Your task >>
What follows is a listing; restate every line of it word for word.

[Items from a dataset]
[start]

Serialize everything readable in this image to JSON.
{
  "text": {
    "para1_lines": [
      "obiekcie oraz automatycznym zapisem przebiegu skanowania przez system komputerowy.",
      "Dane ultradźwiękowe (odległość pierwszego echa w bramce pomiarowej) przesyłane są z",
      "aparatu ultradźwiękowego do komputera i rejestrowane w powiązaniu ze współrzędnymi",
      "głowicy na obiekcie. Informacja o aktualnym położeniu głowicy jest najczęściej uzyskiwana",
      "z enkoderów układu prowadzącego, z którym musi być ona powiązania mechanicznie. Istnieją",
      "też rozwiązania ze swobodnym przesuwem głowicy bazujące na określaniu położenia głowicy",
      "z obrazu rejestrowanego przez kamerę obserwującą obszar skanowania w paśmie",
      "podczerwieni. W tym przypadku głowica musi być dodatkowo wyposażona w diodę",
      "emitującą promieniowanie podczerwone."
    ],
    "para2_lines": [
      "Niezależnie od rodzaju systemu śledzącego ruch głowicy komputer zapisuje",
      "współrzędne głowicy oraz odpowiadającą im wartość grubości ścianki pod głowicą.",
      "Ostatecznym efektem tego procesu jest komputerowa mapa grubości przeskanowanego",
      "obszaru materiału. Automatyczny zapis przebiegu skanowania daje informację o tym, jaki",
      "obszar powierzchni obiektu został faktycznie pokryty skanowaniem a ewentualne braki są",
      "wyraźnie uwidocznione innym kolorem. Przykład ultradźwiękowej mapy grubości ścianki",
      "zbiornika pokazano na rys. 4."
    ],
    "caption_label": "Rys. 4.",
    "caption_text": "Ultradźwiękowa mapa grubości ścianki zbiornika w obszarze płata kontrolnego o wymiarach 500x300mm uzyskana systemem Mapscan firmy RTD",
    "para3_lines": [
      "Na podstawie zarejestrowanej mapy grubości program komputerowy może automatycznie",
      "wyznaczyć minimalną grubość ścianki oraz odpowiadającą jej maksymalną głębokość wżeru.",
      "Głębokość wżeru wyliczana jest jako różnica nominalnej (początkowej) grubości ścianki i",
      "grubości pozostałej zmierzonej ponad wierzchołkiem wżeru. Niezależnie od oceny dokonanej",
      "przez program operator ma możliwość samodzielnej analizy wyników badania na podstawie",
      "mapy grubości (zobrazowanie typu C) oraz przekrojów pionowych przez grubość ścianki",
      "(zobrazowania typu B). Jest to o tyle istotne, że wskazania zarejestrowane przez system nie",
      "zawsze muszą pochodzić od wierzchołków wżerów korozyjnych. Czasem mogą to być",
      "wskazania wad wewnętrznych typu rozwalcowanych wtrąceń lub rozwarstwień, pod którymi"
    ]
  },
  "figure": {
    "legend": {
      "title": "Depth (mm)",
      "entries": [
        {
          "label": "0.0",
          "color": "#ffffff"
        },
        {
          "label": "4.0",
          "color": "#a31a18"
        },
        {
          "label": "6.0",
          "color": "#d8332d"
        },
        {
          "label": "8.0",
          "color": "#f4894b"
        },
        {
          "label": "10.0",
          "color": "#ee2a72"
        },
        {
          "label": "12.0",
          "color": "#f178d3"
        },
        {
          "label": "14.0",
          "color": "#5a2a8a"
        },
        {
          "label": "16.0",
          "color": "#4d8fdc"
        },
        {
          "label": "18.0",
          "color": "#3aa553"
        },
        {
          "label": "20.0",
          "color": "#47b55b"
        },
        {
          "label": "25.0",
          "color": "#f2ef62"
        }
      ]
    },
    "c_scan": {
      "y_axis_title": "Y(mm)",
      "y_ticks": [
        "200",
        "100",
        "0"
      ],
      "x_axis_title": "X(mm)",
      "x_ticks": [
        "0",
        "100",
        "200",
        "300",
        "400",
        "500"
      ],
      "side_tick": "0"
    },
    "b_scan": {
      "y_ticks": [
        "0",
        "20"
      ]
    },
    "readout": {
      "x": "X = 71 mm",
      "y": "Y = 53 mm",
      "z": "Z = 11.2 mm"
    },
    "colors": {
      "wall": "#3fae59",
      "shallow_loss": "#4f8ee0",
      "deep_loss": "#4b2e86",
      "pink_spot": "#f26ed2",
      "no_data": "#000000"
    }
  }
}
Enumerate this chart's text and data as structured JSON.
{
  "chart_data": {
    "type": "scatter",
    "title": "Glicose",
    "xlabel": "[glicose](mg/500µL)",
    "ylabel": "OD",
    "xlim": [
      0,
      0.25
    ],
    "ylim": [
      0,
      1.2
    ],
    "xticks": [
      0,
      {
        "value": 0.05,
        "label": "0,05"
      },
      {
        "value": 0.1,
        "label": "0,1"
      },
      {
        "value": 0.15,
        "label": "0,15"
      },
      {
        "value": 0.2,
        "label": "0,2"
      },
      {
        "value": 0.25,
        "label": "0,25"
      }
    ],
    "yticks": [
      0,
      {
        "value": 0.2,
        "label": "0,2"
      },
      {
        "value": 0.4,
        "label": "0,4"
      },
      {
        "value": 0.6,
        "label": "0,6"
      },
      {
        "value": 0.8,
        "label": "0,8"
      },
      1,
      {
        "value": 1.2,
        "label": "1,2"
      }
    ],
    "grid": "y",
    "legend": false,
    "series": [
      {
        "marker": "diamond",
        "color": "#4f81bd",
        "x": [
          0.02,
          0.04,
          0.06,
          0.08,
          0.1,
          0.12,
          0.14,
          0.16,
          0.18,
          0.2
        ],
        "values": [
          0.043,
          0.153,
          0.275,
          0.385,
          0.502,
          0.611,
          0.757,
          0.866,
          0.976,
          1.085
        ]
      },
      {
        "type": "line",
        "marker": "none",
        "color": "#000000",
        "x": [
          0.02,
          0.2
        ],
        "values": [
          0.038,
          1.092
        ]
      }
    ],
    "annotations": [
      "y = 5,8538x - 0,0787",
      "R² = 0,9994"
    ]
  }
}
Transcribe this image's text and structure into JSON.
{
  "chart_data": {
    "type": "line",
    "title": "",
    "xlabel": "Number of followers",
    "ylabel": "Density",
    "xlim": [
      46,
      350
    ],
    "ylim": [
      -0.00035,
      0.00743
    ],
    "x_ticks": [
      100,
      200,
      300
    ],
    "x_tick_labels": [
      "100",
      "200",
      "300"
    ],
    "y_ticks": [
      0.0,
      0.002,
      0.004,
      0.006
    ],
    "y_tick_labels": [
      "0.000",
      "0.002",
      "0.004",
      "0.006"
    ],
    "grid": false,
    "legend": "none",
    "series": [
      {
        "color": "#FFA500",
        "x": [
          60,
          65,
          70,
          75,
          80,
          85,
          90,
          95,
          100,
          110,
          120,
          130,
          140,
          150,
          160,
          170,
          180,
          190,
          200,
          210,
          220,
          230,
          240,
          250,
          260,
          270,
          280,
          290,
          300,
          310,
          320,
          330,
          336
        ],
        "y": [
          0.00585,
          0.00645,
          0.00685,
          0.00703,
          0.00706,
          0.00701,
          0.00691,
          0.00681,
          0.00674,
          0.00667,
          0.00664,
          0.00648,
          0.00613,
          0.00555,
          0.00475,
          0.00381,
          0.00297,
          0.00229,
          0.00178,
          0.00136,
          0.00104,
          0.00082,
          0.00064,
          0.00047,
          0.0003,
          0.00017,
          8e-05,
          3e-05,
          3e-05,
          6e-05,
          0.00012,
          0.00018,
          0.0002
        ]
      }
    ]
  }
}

[end]

Solution to this task >>
Serialize everything readable in this image to JSON.
{
  "text": {
    "para1_lines": [
      "obiekcie oraz automatycznym zapisem przebiegu skanowania przez system komputerowy.",
      "Dane ultradźwiękowe (odległość pierwszego echa w bramce pomiarowej) przesyłane są z",
      "aparatu ultradźwiękowego do komputera i rejestrowane w powiązaniu ze współrzędnymi",
      "głowicy na obiekcie. Informacja o aktualnym położeniu głowicy jest najczęściej uzyskiwana",
      "z enkoderów układu prowadzącego, z którym musi być ona powiązania mechanicznie. Istnieją",
      "też rozwiązania ze swobodnym przesuwem głowicy bazujące na określaniu położenia głowicy",
      "z obrazu rejestrowanego przez kamerę obserwującą obszar skanowania w paśmie",
      "podczerwieni. W tym przypadku głowica musi być dodatkowo wyposażona w diodę",
      "emitującą promieniowanie podczerwone."
    ],
    "para2_lines": [
      "Niezależnie od rodzaju systemu śledzącego ruch głowicy komputer zapisuje",
      "współrzędne głowicy oraz odpowiadającą im wartość grubości ścianki pod głowicą.",
      "Ostatecznym efektem tego procesu jest komputerowa mapa grubości przeskanowanego",
      "obszaru materiału. Automatyczny zapis przebiegu skanowania daje informację o tym, jaki",
      "obszar powierzchni obiektu został faktycznie pokryty skanowaniem a ewentualne braki są",
      "wyraźnie uwidocznione innym kolorem. Przykład ultradźwiękowej mapy grubości ścianki",
      "zbiornika pokazano na rys. 4."
    ],
    "caption_label": "Rys. 4.",
    "caption_text": "Ultradźwiękowa mapa grubości ścianki zbiornika w obszarze płata kontrolnego o wymiarach 500x300mm uzyskana systemem Mapscan firmy RTD",
    "para3_lines": [
      "Na podstawie zarejestrowanej mapy grubości program komputerowy może automatycznie",
      "wyznaczyć minimalną grubość ścianki oraz odpowiadającą jej maksymalną głębokość wżeru.",
      "Głębokość wżeru wyliczana jest jako różnica nominalnej (początkowej) grubości ścianki i",
      "grubości pozostałej zmierzonej ponad wierzchołkiem wżeru. Niezależnie od oceny dokonanej",
      "przez program operator ma możliwość samodzielnej analizy wyników badania na podstawie",
      "mapy grubości (zobrazowanie typu C) oraz przekrojów pionowych przez grubość ścianki",
      "(zobrazowania typu B). Jest to o tyle istotne, że wskazania zarejestrowane przez system nie",
      "zawsze muszą pochodzić od wierzchołków wżerów korozyjnych. Czasem mogą to być",
      "wskazania wad wewnętrznych typu rozwalcowanych wtrąceń lub rozwarstwień, pod którymi"
    ]
  },
  "figure": {
    "legend": {
      "title": "Depth (mm)",
      "entries": [
        {
          "label": "0.0",
          "color": "#ffffff"
        },
        {
          "label": "4.0",
          "color": "#a31a18"
        },
        {
          "label": "6.0",
          "color": "#d8332d"
        },
        {
          "label": "8.0",
          "color": "#f4894b"
        },
        {
          "label": "10.0",
          "color": "#ee2a72"
        },
        {
          "label": "12.0",
          "color": "#f178d3"
        },
        {
          "label": "14.0",
          "color": "#5a2a8a"
        },
        {
          "label": "16.0",
          "color": "#4d8fdc"
        },
        {
          "label": "18.0",
          "color": "#3aa553"
        },
        {
          "label": "20.0",
          "color": "#47b55b"
        },
        {
          "label": "25.0",
          "color": "#f2ef62"
        }
      ]
    },
    "c_scan": {
      "y_axis_title": "Y(mm)",
      "y_ticks": [
        "200",
        "100",
        "0"
      ],
      "x_axis_title": "X(mm)",
      "x_ticks": [
        "0",
        "100",
        "200",
        "300",
        "400",
        "500"
      ],
      "side_tick": "0"
    },
    "b_scan": {
      "y_ticks": [
        "0",
        "20"
      ]
    },
    "readout": {
      "x": "X = 71 mm",
      "y": "Y = 53 mm",
      "z": "Z = 11.2 mm"
    },
    "colors": {
      "wall": "#3fae59",
      "shallow_loss": "#4f8ee0",
      "deep_loss": "#4b2e86",
      "pink_spot": "#f26ed2",
      "no_data": "#000000"
    }
  }
}
Enumerate this chart's text and data as structured JSON.
{
  "chart_data": {
    "type": "scatter",
    "title": "Glicose",
    "xlabel": "[glicose](mg/500µL)",
    "ylabel": "OD",
    "xlim": [
      0,
      0.25
    ],
    "ylim": [
      0,
      1.2
    ],
    "xticks": [
      0,
      {
        "value": 0.05,
        "label": "0,05"
      },
      {
        "value": 0.1,
        "label": "0,1"
      },
      {
        "value": 0.15,
        "label": "0,15"
      },
      {
        "value": 0.2,
        "label": "0,2"
      },
      {
        "value": 0.25,
        "label": "0,25"
      }
    ],
    "yticks": [
      0,
      {
        "value": 0.2,
        "label": "0,2"
      },
      {
        "value": 0.4,
        "label": "0,4"
      },
      {
        "value": 0.6,
        "label": "0,6"
      },
      {
        "value": 0.8,
        "label": "0,8"
      },
      1,
      {
        "value": 1.2,
        "label": "1,2"
      }
    ],
    "grid": "y",
    "legend": false,
    "series": [
      {
        "marker": "diamond",
        "color": "#4f81bd",
        "x": [
          0.02,
          0.04,
          0.06,
          0.08,
          0.1,
          0.12,
          0.14,
          0.16,
          0.18,
          0.2
        ],
        "values": [
          0.043,
          0.153,
          0.275,
          0.385,
          0.502,
          0.611,
          0.757,
          0.866,
          0.976,
          1.085
        ]
      },
      {
        "type": "line",
        "marker": "none",
        "color": "#000000",
        "x": [
          0.02,
          0.2
        ],
        "values": [
          0.038,
          1.092
        ]
      }
    ],
    "annotations": [
      "y = 5,8538x - 0,0787",
      "R² = 0,9994"
    ]
  }
}
Transcribe this image's text and structure into JSON.
{
  "chart_data": {
    "type": "line",
    "title": "",
    "xlabel": "Number of followers",
    "ylabel": "Density",
    "xlim": [
      46,
      350
    ],
    "ylim": [
      -0.00035,
      0.00743
    ],
    "x_ticks": [
      100,
      200,
      300
    ],
    "x_tick_labels": [
      "100",
      "200",
      "300"
    ],
    "y_ticks": [
      0.0,
      0.002,
      0.004,
      0.006
    ],
    "y_tick_labels": [
      "0.000",
      "0.002",
      "0.004",
      "0.006"
    ],
    "grid": false,
    "legend": "none",
    "series": [
      {
        "color": "#FFA500",
        "x": [
          60,
          65,
          70,
          75,
          80,
          85,
          90,
          95,
          100,
          110,
          120,
          130,
          140,
          150,
          160,
          170,
          180,
          190,
          200,
          210,
          220,
          230,
          240,
          250,
          260,
          270,
          280,
          290,
          300,
          310,
          320,
          330,
          336
        ],
        "y": [
          0.00585,
          0.00645,
          0.00685,
          0.00703,
          0.00706,
          0.00701,
          0.00691,
          0.00681,
          0.00674,
          0.00667,
          0.00664,
          0.00648,
          0.00613,
          0.00555,
          0.00475,
          0.00381,
          0.00297,
          0.00229,
          0.00178,
          0.00136,
          0.00104,
          0.00082,
          0.00064,
          0.00047,
          0.0003,
          0.00017,
          8e-05,
          3e-05,
          3e-05,
          6e-05,
          0.00012,
          0.00018,
          0.0002
        ]
      }
    ]
  }
}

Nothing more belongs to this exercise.